— Begin Data to process —

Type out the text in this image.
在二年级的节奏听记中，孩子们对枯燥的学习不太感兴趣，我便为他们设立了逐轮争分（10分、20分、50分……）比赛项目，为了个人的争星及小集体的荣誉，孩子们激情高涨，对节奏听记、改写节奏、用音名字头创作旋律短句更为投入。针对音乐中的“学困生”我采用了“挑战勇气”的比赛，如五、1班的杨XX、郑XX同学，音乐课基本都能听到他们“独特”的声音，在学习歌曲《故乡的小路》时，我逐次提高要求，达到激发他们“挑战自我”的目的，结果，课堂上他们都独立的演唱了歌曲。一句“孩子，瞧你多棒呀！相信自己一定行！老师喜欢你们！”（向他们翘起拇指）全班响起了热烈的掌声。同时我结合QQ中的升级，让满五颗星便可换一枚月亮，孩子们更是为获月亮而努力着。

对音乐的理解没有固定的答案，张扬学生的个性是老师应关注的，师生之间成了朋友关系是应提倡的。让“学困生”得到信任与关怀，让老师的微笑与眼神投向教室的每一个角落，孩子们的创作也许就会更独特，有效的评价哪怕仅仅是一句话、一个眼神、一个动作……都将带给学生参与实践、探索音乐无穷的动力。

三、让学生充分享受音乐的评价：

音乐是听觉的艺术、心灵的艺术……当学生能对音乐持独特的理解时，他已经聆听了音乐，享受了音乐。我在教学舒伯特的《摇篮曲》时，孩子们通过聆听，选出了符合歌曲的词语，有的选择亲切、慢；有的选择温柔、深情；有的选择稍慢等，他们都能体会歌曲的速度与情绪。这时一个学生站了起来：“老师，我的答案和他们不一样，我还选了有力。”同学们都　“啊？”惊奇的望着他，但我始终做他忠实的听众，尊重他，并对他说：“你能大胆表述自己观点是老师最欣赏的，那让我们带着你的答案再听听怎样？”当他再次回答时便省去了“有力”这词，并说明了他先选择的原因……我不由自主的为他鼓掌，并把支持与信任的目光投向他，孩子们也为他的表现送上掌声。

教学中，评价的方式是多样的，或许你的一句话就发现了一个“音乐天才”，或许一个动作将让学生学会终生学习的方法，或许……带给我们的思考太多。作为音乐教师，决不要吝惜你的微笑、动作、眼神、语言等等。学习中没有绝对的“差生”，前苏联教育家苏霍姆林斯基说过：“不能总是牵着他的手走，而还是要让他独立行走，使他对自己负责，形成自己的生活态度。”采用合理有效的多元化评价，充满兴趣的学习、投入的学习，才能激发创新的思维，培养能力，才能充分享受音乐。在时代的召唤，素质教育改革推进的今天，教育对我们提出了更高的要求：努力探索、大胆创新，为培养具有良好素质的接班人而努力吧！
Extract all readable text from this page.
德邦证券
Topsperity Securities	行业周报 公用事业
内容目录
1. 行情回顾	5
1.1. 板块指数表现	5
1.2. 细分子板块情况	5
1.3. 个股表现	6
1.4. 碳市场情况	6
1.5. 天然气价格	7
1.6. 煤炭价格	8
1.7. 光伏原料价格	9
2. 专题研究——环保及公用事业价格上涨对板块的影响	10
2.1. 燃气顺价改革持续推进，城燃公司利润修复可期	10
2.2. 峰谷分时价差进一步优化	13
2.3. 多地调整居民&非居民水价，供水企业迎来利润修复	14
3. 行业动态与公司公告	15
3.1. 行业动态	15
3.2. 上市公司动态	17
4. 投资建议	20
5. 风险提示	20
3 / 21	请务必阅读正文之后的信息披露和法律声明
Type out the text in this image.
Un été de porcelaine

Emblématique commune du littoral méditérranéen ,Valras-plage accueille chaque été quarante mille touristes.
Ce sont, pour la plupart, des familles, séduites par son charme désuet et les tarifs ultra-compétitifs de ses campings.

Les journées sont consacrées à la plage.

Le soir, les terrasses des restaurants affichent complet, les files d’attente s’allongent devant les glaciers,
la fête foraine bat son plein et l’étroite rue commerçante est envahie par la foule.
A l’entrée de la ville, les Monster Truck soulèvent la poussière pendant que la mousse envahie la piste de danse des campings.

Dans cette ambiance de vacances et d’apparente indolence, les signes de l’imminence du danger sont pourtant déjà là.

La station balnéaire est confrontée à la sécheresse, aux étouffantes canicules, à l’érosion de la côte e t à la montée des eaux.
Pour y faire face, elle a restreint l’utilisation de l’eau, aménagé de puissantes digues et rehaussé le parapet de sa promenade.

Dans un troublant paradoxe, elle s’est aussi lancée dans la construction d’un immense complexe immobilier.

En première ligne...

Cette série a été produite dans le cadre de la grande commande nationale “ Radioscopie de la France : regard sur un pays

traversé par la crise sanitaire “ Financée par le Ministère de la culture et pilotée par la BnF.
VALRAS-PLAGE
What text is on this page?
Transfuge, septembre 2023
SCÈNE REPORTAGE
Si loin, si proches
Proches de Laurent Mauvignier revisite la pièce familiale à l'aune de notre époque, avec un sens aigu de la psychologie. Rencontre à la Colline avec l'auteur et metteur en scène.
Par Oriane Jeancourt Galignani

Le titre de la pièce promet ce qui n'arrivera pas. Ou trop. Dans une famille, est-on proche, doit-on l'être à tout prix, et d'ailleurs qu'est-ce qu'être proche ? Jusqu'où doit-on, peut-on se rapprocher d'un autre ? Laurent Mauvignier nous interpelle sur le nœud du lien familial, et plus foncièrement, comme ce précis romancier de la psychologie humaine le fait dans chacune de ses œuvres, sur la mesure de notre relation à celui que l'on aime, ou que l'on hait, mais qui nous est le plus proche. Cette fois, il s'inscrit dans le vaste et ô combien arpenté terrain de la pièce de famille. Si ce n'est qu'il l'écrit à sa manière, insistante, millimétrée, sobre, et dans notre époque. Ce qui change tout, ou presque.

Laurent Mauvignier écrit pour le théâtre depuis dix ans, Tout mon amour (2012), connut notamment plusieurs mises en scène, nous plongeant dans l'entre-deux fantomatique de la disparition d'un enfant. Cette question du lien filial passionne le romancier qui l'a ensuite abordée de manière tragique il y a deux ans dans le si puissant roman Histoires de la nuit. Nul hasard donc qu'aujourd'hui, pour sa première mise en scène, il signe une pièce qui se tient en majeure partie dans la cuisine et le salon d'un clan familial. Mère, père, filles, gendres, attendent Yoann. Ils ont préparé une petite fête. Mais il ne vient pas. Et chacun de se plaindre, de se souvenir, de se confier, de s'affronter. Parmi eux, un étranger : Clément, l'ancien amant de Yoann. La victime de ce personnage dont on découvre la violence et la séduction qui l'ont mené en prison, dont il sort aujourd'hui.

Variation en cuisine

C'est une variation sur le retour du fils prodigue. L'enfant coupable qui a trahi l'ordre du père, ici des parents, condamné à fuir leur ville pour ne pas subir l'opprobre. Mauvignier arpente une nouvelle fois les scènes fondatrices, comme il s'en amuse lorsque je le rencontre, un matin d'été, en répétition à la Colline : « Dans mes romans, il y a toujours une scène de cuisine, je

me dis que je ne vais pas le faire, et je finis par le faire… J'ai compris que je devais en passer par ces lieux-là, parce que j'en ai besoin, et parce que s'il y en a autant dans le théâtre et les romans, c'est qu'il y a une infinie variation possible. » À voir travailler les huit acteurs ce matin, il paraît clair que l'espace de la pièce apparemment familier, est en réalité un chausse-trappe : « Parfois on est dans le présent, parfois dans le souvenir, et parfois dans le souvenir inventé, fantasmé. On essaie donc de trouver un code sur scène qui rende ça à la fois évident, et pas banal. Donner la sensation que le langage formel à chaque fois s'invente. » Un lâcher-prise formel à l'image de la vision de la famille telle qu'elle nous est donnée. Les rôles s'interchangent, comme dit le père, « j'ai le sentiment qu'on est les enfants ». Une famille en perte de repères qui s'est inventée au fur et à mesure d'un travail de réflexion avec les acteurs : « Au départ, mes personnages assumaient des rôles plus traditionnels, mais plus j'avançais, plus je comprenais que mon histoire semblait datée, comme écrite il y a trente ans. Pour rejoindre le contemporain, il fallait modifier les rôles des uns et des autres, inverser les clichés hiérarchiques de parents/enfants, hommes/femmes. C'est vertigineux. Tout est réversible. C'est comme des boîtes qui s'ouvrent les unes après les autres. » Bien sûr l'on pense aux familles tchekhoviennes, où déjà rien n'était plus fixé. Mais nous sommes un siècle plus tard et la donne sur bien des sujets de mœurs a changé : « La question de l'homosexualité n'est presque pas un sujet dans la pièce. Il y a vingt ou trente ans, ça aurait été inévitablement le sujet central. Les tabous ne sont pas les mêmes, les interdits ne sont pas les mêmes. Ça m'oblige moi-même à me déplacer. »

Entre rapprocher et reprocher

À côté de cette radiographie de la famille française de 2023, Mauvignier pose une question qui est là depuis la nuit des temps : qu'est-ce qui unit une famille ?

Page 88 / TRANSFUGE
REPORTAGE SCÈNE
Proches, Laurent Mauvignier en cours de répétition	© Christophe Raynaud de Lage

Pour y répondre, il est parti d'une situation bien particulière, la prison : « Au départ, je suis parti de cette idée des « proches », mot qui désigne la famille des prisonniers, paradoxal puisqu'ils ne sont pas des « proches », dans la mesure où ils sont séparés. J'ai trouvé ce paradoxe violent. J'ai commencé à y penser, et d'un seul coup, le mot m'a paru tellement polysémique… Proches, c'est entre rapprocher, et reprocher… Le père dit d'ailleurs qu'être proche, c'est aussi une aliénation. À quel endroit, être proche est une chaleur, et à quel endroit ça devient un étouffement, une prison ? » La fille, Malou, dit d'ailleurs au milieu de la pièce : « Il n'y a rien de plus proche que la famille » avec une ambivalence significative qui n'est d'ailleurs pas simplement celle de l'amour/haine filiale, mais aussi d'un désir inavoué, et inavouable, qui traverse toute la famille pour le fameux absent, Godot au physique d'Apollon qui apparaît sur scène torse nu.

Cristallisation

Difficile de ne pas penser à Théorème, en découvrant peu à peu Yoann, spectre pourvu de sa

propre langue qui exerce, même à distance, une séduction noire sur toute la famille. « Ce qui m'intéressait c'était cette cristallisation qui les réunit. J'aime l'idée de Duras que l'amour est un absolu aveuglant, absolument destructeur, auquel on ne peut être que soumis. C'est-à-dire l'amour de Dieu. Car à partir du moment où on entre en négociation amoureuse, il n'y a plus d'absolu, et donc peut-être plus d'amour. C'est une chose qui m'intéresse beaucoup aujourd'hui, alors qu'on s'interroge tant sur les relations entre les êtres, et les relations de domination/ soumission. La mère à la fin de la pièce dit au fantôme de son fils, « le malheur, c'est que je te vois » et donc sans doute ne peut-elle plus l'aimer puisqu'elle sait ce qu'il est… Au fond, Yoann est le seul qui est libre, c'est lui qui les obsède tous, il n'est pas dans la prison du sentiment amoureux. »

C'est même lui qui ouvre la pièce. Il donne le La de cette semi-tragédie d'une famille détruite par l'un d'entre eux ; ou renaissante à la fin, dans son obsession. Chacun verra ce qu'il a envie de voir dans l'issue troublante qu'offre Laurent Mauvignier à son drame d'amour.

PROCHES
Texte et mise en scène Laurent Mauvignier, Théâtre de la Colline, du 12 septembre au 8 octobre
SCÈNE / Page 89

— End Data to process —

The task -
Pull out the lines above in which the word "campings" appears.

Final result -
Ce sont, pour la plupart, des familles, séduites par son charme désuet et les tarifs ultra-compétitifs de ses campings.
A l’entrée de la ville, les Monster Truck soulèvent la poussière pendant que la mousse envahie la piste de danse des campings.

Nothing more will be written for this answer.